- **Work required**
Quote every line as written. Omit pictures.

--- Record extracts ---

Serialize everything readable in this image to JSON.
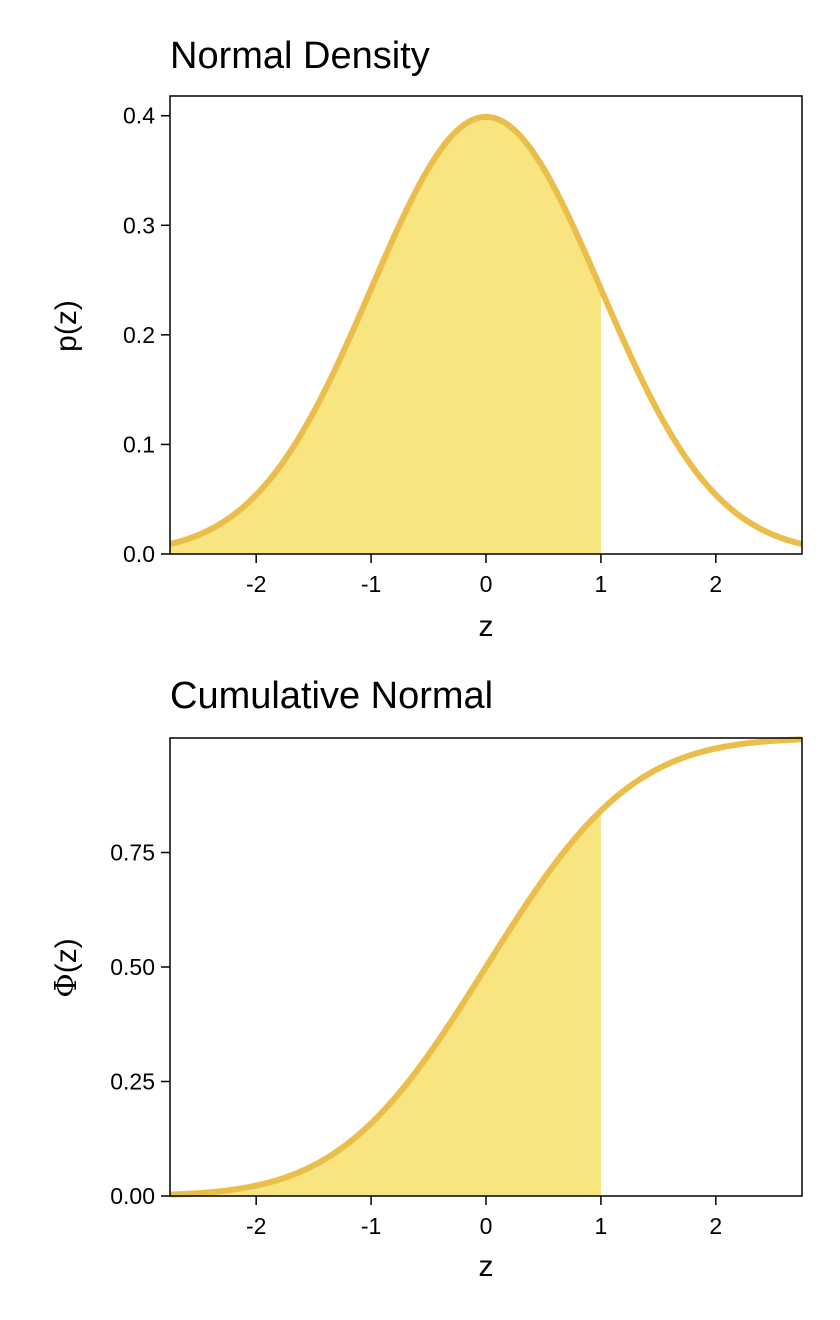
{
  "colors": {
    "line": "#EBBE4B",
    "fill": "#F8E57F",
    "axis": "#000000",
    "background": "#FFFFFF"
  },
  "chart_data": [
    {
      "type": "area",
      "title": "Normal Density",
      "xlabel": "z",
      "ylabel": {
        "prefix": "p",
        "open": "(",
        "var": "z",
        "close": ")"
      },
      "function": "normal_pdf",
      "xlim": [
        -2.75,
        2.75
      ],
      "ylim": [
        0,
        0.418
      ],
      "xticks": [
        -2,
        -1,
        0,
        1,
        2
      ],
      "xtick_labels": [
        "-2",
        "-1",
        "0",
        "1",
        "2"
      ],
      "yticks": [
        0.0,
        0.1,
        0.2,
        0.3,
        0.4
      ],
      "ytick_labels": [
        "0.0",
        "0.1",
        "0.2",
        "0.3",
        "0.4"
      ],
      "shade_to": 1,
      "x": [
        -2.75,
        -2.5,
        -2.25,
        -2.0,
        -1.75,
        -1.5,
        -1.25,
        -1.0,
        -0.75,
        -0.5,
        -0.25,
        0.0,
        0.25,
        0.5,
        0.75,
        1.0,
        1.25,
        1.5,
        1.75,
        2.0,
        2.25,
        2.5,
        2.75
      ],
      "y": [
        0.009,
        0.018,
        0.032,
        0.054,
        0.086,
        0.13,
        0.183,
        0.242,
        0.301,
        0.352,
        0.387,
        0.399,
        0.387,
        0.352,
        0.301,
        0.242,
        0.183,
        0.13,
        0.086,
        0.054,
        0.032,
        0.018,
        0.009
      ],
      "grid": false,
      "legend": "none"
    },
    {
      "type": "area",
      "title": "Cumulative Normal",
      "xlabel": "z",
      "ylabel": {
        "prefix": "Φ",
        "open": "(",
        "var": "z",
        "close": ")"
      },
      "function": "normal_cdf",
      "xlim": [
        -2.75,
        2.75
      ],
      "ylim": [
        0,
        1.0
      ],
      "xticks": [
        -2,
        -1,
        0,
        1,
        2
      ],
      "xtick_labels": [
        "-2",
        "-1",
        "0",
        "1",
        "2"
      ],
      "yticks": [
        0.0,
        0.25,
        0.5,
        0.75
      ],
      "ytick_labels": [
        "0.00",
        "0.25",
        "0.50",
        "0.75"
      ],
      "shade_to": 1,
      "x": [
        -2.75,
        -2.5,
        -2.25,
        -2.0,
        -1.75,
        -1.5,
        -1.25,
        -1.0,
        -0.75,
        -0.5,
        -0.25,
        0.0,
        0.25,
        0.5,
        0.75,
        1.0,
        1.25,
        1.5,
        1.75,
        2.0,
        2.25,
        2.5,
        2.75
      ],
      "y": [
        0.003,
        0.006,
        0.012,
        0.023,
        0.04,
        0.067,
        0.106,
        0.159,
        0.227,
        0.309,
        0.401,
        0.5,
        0.599,
        0.691,
        0.773,
        0.841,
        0.894,
        0.933,
        0.96,
        0.977,
        0.988,
        0.994,
        0.997
      ],
      "grid": false,
      "legend": "none"
    }
  ]
}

---

- **Answer below**
Serialize everything readable in this image to JSON.
{
  "colors": {
    "line": "#EBBE4B",
    "fill": "#F8E57F",
    "axis": "#000000",
    "background": "#FFFFFF"
  },
  "chart_data": [
    {
      "type": "area",
      "title": "Normal Density",
      "xlabel": "z",
      "ylabel": {
        "prefix": "p",
        "open": "(",
        "var": "z",
        "close": ")"
      },
      "function": "normal_pdf",
      "xlim": [
        -2.75,
        2.75
      ],
      "ylim": [
        0,
        0.418
      ],
      "xticks": [
        -2,
        -1,
        0,
        1,
        2
      ],
      "xtick_labels": [
        "-2",
        "-1",
        "0",
        "1",
        "2"
      ],
      "yticks": [
        0.0,
        0.1,
        0.2,
        0.3,
        0.4
      ],
      "ytick_labels": [
        "0.0",
        "0.1",
        "0.2",
        "0.3",
        "0.4"
      ],
      "shade_to": 1,
      "x": [
        -2.75,
        -2.5,
        -2.25,
        -2.0,
        -1.75,
        -1.5,
        -1.25,
        -1.0,
        -0.75,
        -0.5,
        -0.25,
        0.0,
        0.25,
        0.5,
        0.75,
        1.0,
        1.25,
        1.5,
        1.75,
        2.0,
        2.25,
        2.5,
        2.75
      ],
      "y": [
        0.009,
        0.018,
        0.032,
        0.054,
        0.086,
        0.13,
        0.183,
        0.242,
        0.301,
        0.352,
        0.387,
        0.399,
        0.387,
        0.352,
        0.301,
        0.242,
        0.183,
        0.13,
        0.086,
        0.054,
        0.032,
        0.018,
        0.009
      ],
      "grid": false,
      "legend": "none"
    },
    {
      "type": "area",
      "title": "Cumulative Normal",
      "xlabel": "z",
      "ylabel": {
        "prefix": "Φ",
        "open": "(",
        "var": "z",
        "close": ")"
      },
      "function": "normal_cdf",
      "xlim": [
        -2.75,
        2.75
      ],
      "ylim": [
        0,
        1.0
      ],
      "xticks": [
        -2,
        -1,
        0,
        1,
        2
      ],
      "xtick_labels": [
        "-2",
        "-1",
        "0",
        "1",
        "2"
      ],
      "yticks": [
        0.0,
        0.25,
        0.5,
        0.75
      ],
      "ytick_labels": [
        "0.00",
        "0.25",
        "0.50",
        "0.75"
      ],
      "shade_to": 1,
      "x": [
        -2.75,
        -2.5,
        -2.25,
        -2.0,
        -1.75,
        -1.5,
        -1.25,
        -1.0,
        -0.75,
        -0.5,
        -0.25,
        0.0,
        0.25,
        0.5,
        0.75,
        1.0,
        1.25,
        1.5,
        1.75,
        2.0,
        2.25,
        2.5,
        2.75
      ],
      "y": [
        0.003,
        0.006,
        0.012,
        0.023,
        0.04,
        0.067,
        0.106,
        0.159,
        0.227,
        0.309,
        0.401,
        0.5,
        0.599,
        0.691,
        0.773,
        0.841,
        0.894,
        0.933,
        0.96,
        0.977,
        0.988,
        0.994,
        0.997
      ],
      "grid": false,
      "legend": "none"
    }
  ]
}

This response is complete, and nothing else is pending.